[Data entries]
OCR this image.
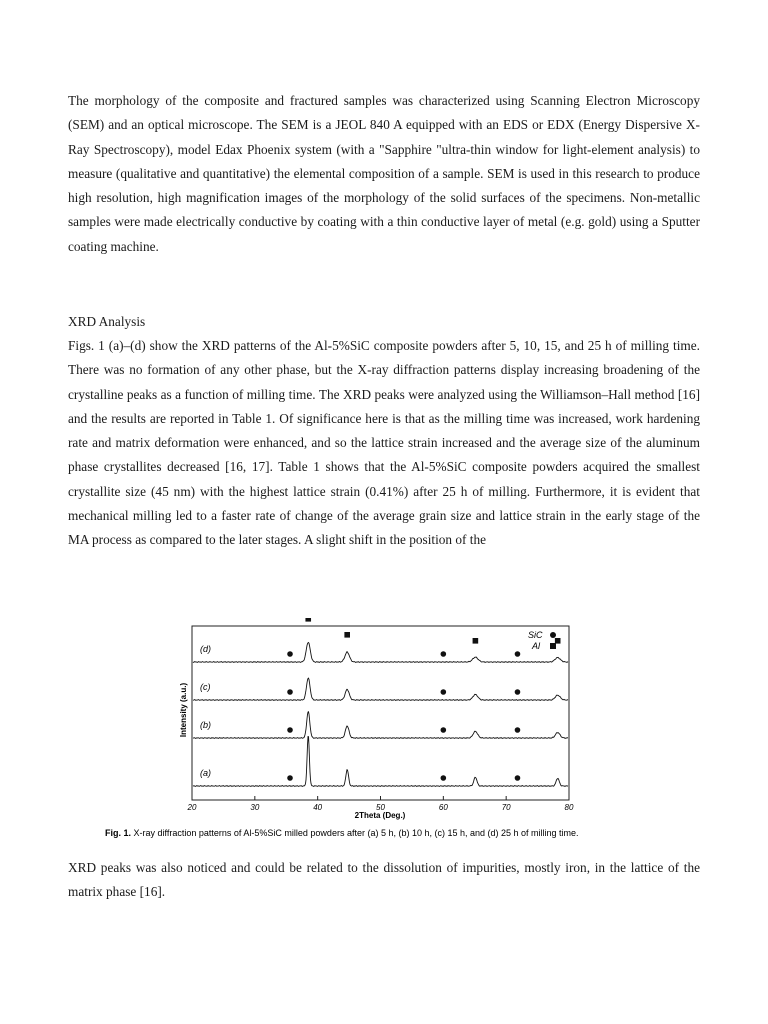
The morphology of the composite and fractured samples was characterized using Scanning Electron Microscopy (SEM) and an optical microscope. The SEM is a JEOL 840 A equipped with an EDS or EDX (Energy Dispersive X-Ray Spectroscopy), model Edax Phoenix system (with a "Sapphire "ultra-thin window for light-element analysis) to measure (qualitative and quantitative) the elemental composition of a sample. SEM is used in this research to produce high resolution, high magnification images of the morphology of the solid surfaces of the specimens. Non-metallic samples were made electrically conductive by coating with a thin conductive layer of metal (e.g. gold) using a Sputter coating machine.

XRD Analysis

Figs. 1 (a)–(d) show the XRD patterns of the Al-5%SiC composite powders after 5, 10, 15, and 25 h of milling time. There was no formation of any other phase, but the X-ray diffraction patterns display increasing broadening of the crystalline peaks as a function of milling time. The XRD peaks were analyzed using the Williamson–Hall method [16] and the results are reported in Table 1. Of significance here is that as the milling time was increased, work hardening rate and matrix deformation were enhanced, and so the lattice strain increased and the average size of the aluminum phase crystallites decreased [16, 17]. Table 1 shows that the Al-5%SiC composite powders acquired the smallest crystallite size (45 nm) with the highest lattice strain (0.41%) after 25 h of milling. Furthermore, it is evident that mechanical milling led to a faster rate of change of the average grain size and lattice strain in the early stage of the MA process as compared to the later stages. A slight shift in the position of the

20	30	40	50	60	70	80
(d)
(c)
(b)
(a)
2Theta (Deg.)
Intensity (a.u.)
SiC
Al
Fig. 1. X-ray diffraction patterns of Al-5%SiC milled powders after (a) 5 h, (b) 10 h, (c) 15 h, and (d) 25 h of milling time.

XRD peaks was also noticed and could be related to the dissolution of impurities, mostly iron, in the lattice of the matrix phase [16].
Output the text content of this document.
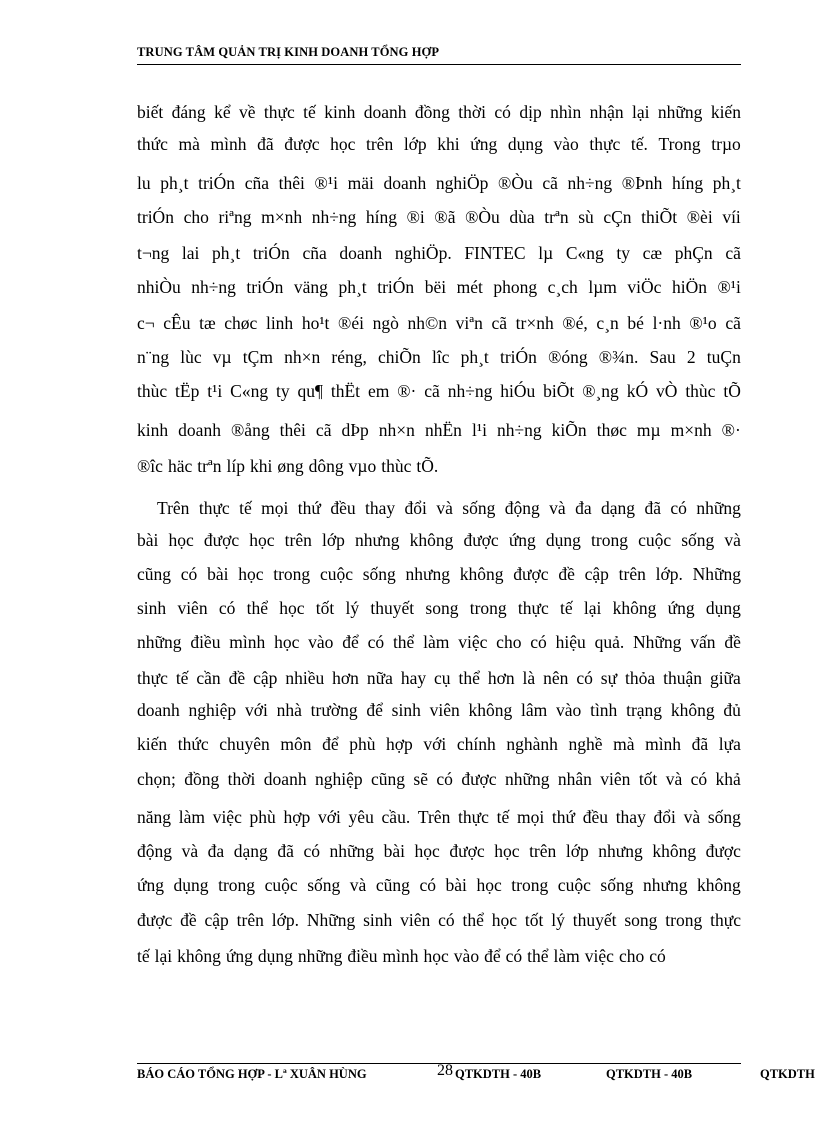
TRUNG TÂM QUẢN TRỊ KINH DOANH TỔNG HỢP
biết đáng kể về thực tế kinh doanh đồng thời có dịp nhìn nhận lại những kiến
thức mà mình đã được học trên lớp khi ứng dụng vào thực tế. Trong trµo
lu ph¸t triÓn cña thêi ®¹i mäi doanh nghiÖp ®Òu cã nh÷ng ®Þnh híng ph¸t
triÓn cho riªng m×nh nh÷ng híng ®i ®ã ®Òu dùa trªn sù cÇn thiÕt ®èi víi
t¬ng lai ph¸t triÓn cña doanh nghiÖp. FINTEC lµ C«ng ty cæ phÇn cã
nhiÒu nh÷ng triÓn väng ph¸t triÓn bëi mét phong c¸ch lµm viÖc hiÖn ®¹i
c¬ cÊu tæ chøc linh ho¹t ®éi ngò nh©n viªn cã tr×nh ®é, c¸n bé l·nh ®¹o cã
n¨ng lùc vµ tÇm nh×n réng, chiÕn lîc ph¸t triÓn ®óng ®¾n. Sau 2 tuÇn
thùc tËp t¹i C«ng ty qu¶ thËt em ®· cã nh÷ng hiÓu biÕt ®¸ng kÓ vÒ thùc tÕ
kinh doanh ®ång thêi cã dÞp nh×n nhËn l¹i nh÷ng kiÕn thøc mµ m×nh ®·
®îc häc trªn líp khi øng dông vµo thùc tÕ.
Trên thực tế mọi thứ đều thay đổi và sống động và đa dạng đã có những
bài học được học trên lớp nhưng không được ứng dụng trong cuộc sống và
cũng có bài học trong cuộc sống nhưng không được đề cập trên lớp. Những
sinh viên có thể học tốt lý thuyết song trong thực tế lại không ứng dụng
những điều mình học vào để có thể làm việc cho có hiệu quả. Những vấn đề
thực tế cần đề cập nhiều hơn nữa hay cụ thể hơn là nên có sự thỏa thuận giữa
doanh nghiệp với nhà trường để sinh viên không lâm vào tình trạng không đủ
kiến thức chuyên môn để phù hợp với chính nghành nghề mà mình đã lựa
chọn; đồng thời doanh nghiệp cũng sẽ có được những nhân viên tốt và có khả
năng làm việc phù hợp với yêu cầu. Trên thực tế mọi thứ đều thay đổi và sống
động và đa dạng đã có những bài học được học trên lớp nhưng không được
ứng dụng trong cuộc sống và cũng có bài học trong cuộc sống nhưng không
được đề cập trên lớp. Những sinh viên có thể học tốt lý thuyết song trong thực
tế lại không ứng dụng những điều mình học vào để có thể làm việc cho có
BÁO CÁO TỔNG HỢP - Lª XUÂN HÙNG	28 QTKDTH - 40B	QTKDTH - 40B	QTKDTH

-- Task to complete --
Quote the material in full and exactly; do not carry over its pictures.

-- Task result --
OCR this image.
The morphology of the composite and fractured samples was characterized using Scanning Electron Microscopy (SEM) and an optical microscope. The SEM is a JEOL 840 A equipped with an EDS or EDX (Energy Dispersive X-Ray Spectroscopy), model Edax Phoenix system (with a "Sapphire "ultra-thin window for light-element analysis) to measure (qualitative and quantitative) the elemental composition of a sample. SEM is used in this research to produce high resolution, high magnification images of the morphology of the solid surfaces of the specimens. Non-metallic samples were made electrically conductive by coating with a thin conductive layer of metal (e.g. gold) using a Sputter coating machine.

XRD Analysis

Figs. 1 (a)–(d) show the XRD patterns of the Al-5%SiC composite powders after 5, 10, 15, and 25 h of milling time. There was no formation of any other phase, but the X-ray diffraction patterns display increasing broadening of the crystalline peaks as a function of milling time. The XRD peaks were analyzed using the Williamson–Hall method [16] and the results are reported in Table 1. Of significance here is that as the milling time was increased, work hardening rate and matrix deformation were enhanced, and so the lattice strain increased and the average size of the aluminum phase crystallites decreased [16, 17]. Table 1 shows that the Al-5%SiC composite powders acquired the smallest crystallite size (45 nm) with the highest lattice strain (0.41%) after 25 h of milling. Furthermore, it is evident that mechanical milling led to a faster rate of change of the average grain size and lattice strain in the early stage of the MA process as compared to the later stages. A slight shift in the position of the

20	30	40	50	60	70	80
(d)
(c)
(b)
(a)
2Theta (Deg.)
Intensity (a.u.)
SiC
Al
Fig. 1. X-ray diffraction patterns of Al-5%SiC milled powders after (a) 5 h, (b) 10 h, (c) 15 h, and (d) 25 h of milling time.

XRD peaks was also noticed and could be related to the dissolution of impurities, mostly iron, in the lattice of the matrix phase [16].
Output the text content of this document.
TRUNG TÂM QUẢN TRỊ KINH DOANH TỔNG HỢP
biết đáng kể về thực tế kinh doanh đồng thời có dịp nhìn nhận lại những kiến
thức mà mình đã được học trên lớp khi ứng dụng vào thực tế. Trong trµo
lu ph¸t triÓn cña thêi ®¹i mäi doanh nghiÖp ®Òu cã nh÷ng ®Þnh híng ph¸t
triÓn cho riªng m×nh nh÷ng híng ®i ®ã ®Òu dùa trªn sù cÇn thiÕt ®èi víi
t¬ng lai ph¸t triÓn cña doanh nghiÖp. FINTEC lµ C«ng ty cæ phÇn cã
nhiÒu nh÷ng triÓn väng ph¸t triÓn bëi mét phong c¸ch lµm viÖc hiÖn ®¹i
c¬ cÊu tæ chøc linh ho¹t ®éi ngò nh©n viªn cã tr×nh ®é, c¸n bé l·nh ®¹o cã
n¨ng lùc vµ tÇm nh×n réng, chiÕn lîc ph¸t triÓn ®óng ®¾n. Sau 2 tuÇn
thùc tËp t¹i C«ng ty qu¶ thËt em ®· cã nh÷ng hiÓu biÕt ®¸ng kÓ vÒ thùc tÕ
kinh doanh ®ång thêi cã dÞp nh×n nhËn l¹i nh÷ng kiÕn thøc mµ m×nh ®·
®îc häc trªn líp khi øng dông vµo thùc tÕ.
Trên thực tế mọi thứ đều thay đổi và sống động và đa dạng đã có những
bài học được học trên lớp nhưng không được ứng dụng trong cuộc sống và
cũng có bài học trong cuộc sống nhưng không được đề cập trên lớp. Những
sinh viên có thể học tốt lý thuyết song trong thực tế lại không ứng dụng
những điều mình học vào để có thể làm việc cho có hiệu quả. Những vấn đề
thực tế cần đề cập nhiều hơn nữa hay cụ thể hơn là nên có sự thỏa thuận giữa
doanh nghiệp với nhà trường để sinh viên không lâm vào tình trạng không đủ
kiến thức chuyên môn để phù hợp với chính nghành nghề mà mình đã lựa
chọn; đồng thời doanh nghiệp cũng sẽ có được những nhân viên tốt và có khả
năng làm việc phù hợp với yêu cầu. Trên thực tế mọi thứ đều thay đổi và sống
động và đa dạng đã có những bài học được học trên lớp nhưng không được
ứng dụng trong cuộc sống và cũng có bài học trong cuộc sống nhưng không
được đề cập trên lớp. Những sinh viên có thể học tốt lý thuyết song trong thực
tế lại không ứng dụng những điều mình học vào để có thể làm việc cho có
BÁO CÁO TỔNG HỢP - Lª XUÂN HÙNG	28 QTKDTH - 40B	QTKDTH - 40B	QTKDTH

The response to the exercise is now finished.